Stored data ::
================

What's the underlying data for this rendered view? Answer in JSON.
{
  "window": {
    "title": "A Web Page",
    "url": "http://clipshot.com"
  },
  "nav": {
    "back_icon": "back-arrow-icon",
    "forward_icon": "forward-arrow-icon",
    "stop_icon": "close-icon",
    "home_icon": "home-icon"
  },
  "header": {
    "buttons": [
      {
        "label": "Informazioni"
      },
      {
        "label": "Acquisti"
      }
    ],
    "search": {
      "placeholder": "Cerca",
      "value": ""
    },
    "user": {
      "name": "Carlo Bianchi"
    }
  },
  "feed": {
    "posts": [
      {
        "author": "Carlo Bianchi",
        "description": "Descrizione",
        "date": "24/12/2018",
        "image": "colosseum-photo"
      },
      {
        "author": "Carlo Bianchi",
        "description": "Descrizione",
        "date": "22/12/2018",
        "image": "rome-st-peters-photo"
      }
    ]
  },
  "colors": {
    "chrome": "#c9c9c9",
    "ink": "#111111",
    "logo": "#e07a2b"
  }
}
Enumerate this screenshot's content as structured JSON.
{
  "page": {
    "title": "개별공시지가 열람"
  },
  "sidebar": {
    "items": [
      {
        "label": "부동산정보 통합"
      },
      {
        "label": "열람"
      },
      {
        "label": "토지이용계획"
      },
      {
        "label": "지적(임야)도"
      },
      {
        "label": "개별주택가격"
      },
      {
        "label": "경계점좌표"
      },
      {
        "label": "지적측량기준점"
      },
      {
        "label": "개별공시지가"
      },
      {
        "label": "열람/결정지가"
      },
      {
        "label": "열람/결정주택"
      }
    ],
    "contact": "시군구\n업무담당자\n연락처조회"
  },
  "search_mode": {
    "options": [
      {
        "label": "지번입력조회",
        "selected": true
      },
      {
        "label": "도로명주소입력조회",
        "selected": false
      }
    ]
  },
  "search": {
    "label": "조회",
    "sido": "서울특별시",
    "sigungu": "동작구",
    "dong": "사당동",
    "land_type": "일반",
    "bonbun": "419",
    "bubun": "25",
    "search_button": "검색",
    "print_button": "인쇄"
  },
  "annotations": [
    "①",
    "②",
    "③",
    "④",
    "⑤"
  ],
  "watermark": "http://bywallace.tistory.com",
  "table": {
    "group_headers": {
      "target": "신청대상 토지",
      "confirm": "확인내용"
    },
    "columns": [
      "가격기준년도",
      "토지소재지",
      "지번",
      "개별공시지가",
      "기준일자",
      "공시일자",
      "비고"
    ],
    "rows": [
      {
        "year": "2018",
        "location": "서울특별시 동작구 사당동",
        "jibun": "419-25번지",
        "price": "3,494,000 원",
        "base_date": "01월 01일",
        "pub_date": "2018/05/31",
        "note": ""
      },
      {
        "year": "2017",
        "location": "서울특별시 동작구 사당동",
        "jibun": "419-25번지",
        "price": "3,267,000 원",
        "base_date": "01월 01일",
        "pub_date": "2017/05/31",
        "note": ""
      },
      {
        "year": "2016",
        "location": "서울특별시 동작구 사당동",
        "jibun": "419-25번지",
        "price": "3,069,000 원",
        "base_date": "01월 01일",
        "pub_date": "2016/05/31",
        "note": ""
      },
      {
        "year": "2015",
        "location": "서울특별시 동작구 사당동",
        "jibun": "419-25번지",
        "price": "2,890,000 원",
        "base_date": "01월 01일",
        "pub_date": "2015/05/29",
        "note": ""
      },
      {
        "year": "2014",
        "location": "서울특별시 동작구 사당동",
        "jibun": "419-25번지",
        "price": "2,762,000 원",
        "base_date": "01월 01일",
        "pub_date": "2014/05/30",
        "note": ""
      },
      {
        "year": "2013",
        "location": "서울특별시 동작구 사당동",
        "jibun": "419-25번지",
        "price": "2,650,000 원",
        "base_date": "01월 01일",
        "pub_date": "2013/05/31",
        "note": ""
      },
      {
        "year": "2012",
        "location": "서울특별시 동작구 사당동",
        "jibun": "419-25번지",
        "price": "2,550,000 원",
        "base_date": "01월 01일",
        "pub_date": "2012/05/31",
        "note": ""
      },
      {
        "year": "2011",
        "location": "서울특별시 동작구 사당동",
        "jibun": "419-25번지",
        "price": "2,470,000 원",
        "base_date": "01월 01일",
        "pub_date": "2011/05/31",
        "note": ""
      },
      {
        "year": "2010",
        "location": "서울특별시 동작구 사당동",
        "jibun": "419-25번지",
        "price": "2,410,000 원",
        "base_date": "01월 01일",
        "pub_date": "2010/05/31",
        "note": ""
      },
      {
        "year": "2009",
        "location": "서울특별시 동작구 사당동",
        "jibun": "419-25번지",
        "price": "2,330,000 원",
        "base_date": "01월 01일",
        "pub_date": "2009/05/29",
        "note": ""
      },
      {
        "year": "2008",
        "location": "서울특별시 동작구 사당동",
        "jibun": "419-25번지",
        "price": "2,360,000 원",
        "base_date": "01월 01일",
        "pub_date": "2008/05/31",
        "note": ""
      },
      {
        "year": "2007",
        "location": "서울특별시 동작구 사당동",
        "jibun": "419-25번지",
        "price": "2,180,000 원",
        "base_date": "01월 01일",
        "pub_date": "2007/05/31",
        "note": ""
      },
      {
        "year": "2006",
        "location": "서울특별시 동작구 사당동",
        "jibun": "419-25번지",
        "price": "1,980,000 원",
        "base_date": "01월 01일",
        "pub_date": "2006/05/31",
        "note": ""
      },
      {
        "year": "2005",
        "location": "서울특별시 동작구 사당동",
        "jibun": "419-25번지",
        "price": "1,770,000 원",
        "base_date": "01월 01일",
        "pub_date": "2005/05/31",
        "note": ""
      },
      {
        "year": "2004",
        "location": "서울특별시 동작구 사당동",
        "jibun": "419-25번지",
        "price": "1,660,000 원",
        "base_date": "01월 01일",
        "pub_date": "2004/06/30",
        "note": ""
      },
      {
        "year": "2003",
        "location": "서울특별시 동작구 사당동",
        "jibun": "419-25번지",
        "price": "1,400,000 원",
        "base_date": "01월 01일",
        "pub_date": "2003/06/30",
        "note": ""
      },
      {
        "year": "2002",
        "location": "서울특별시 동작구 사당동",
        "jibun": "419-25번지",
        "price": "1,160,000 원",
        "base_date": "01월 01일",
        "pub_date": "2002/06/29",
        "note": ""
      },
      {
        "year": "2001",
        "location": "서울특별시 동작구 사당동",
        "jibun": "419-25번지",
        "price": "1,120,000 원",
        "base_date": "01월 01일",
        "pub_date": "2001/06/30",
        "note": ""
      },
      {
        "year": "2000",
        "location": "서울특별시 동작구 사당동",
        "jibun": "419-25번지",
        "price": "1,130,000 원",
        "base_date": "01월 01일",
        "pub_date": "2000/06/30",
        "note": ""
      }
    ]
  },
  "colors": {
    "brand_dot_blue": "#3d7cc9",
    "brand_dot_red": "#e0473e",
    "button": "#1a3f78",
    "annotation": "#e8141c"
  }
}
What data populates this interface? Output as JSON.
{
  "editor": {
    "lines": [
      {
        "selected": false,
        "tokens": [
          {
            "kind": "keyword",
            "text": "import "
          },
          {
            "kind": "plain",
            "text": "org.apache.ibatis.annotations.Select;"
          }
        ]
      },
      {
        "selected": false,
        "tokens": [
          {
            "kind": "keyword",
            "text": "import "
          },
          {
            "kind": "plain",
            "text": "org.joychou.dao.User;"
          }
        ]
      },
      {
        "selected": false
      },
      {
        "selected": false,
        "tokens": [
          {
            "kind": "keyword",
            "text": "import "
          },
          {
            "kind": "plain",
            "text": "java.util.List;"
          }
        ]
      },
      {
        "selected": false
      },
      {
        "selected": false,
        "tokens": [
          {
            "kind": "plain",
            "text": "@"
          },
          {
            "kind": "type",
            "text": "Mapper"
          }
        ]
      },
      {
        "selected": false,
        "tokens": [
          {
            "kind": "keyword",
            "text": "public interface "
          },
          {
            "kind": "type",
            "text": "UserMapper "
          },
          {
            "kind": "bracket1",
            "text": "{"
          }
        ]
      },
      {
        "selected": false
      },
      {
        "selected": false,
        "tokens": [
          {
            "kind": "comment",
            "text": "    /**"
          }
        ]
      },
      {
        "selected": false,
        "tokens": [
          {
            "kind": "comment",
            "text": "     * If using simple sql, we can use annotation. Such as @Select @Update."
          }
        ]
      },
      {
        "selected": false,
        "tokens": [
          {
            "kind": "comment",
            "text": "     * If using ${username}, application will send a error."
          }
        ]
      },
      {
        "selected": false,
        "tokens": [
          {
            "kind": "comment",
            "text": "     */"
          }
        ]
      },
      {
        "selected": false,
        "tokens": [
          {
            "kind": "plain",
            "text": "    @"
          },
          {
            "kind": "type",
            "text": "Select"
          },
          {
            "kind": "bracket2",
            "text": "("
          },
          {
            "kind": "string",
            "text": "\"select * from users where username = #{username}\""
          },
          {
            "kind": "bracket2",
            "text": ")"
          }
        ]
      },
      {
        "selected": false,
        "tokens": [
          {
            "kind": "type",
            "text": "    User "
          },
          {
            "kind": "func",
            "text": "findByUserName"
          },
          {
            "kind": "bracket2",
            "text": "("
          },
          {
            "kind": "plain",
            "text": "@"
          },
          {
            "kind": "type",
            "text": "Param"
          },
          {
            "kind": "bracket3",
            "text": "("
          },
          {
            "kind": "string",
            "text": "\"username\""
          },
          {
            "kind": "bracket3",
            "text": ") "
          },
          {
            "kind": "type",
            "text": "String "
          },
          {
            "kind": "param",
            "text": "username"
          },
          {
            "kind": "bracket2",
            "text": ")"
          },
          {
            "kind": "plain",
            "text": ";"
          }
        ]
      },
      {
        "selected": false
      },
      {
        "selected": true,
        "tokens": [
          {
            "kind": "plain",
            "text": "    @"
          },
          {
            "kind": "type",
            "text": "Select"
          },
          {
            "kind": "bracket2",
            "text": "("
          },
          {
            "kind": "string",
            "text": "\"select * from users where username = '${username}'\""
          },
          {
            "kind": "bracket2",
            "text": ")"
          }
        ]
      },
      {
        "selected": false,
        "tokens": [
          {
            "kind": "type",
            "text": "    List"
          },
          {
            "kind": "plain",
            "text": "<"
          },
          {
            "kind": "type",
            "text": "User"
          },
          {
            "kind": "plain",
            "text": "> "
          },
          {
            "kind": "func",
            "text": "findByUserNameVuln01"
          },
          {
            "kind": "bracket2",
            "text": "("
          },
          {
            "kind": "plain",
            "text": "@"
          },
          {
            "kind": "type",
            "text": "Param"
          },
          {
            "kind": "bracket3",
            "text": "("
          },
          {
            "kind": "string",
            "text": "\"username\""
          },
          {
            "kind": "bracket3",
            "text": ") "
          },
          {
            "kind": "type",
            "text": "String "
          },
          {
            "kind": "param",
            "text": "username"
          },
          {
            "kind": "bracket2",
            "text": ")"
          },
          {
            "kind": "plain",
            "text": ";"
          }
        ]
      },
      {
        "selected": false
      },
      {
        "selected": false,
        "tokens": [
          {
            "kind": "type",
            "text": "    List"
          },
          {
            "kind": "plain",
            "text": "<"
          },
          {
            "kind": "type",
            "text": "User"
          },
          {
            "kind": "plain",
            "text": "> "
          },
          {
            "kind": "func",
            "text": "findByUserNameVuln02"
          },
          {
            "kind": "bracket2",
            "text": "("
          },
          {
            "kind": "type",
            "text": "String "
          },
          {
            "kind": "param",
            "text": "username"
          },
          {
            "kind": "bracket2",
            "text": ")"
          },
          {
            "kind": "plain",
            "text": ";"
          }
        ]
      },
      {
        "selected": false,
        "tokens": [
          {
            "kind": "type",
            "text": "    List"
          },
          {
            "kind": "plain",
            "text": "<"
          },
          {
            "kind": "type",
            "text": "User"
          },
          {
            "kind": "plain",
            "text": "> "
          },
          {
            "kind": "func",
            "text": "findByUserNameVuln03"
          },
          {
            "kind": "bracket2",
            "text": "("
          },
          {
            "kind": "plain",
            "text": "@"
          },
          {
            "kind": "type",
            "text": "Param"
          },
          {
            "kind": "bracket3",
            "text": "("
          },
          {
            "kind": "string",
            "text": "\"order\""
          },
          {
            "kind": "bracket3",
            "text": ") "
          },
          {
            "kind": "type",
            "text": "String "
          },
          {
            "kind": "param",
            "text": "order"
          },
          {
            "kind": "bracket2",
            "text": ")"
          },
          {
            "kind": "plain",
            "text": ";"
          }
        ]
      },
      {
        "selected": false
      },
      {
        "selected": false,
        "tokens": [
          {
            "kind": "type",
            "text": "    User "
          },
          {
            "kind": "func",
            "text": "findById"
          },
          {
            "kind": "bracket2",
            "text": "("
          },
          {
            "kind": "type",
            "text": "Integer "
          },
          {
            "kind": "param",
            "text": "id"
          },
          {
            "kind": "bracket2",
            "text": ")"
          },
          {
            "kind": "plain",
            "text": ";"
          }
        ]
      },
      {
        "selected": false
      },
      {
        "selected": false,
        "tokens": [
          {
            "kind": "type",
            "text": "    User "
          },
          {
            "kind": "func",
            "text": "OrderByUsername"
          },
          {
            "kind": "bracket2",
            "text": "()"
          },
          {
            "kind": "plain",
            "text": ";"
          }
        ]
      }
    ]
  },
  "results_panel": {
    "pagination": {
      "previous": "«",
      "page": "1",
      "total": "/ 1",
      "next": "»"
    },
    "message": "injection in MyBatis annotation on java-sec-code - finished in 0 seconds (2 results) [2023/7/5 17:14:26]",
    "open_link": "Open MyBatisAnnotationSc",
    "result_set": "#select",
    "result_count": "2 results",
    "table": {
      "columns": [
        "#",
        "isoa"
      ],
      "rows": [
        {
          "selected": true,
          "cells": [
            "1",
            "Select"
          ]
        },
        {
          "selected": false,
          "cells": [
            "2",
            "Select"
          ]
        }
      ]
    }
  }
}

================

Your instructions :: Scan the lines for the string "using". Copy out each line that matches.

Output below ::
            "text": "     * If using simple sql, we can use annotation. Such as @Select @Update."
            "text": "     * If using ${username}, application will send a error."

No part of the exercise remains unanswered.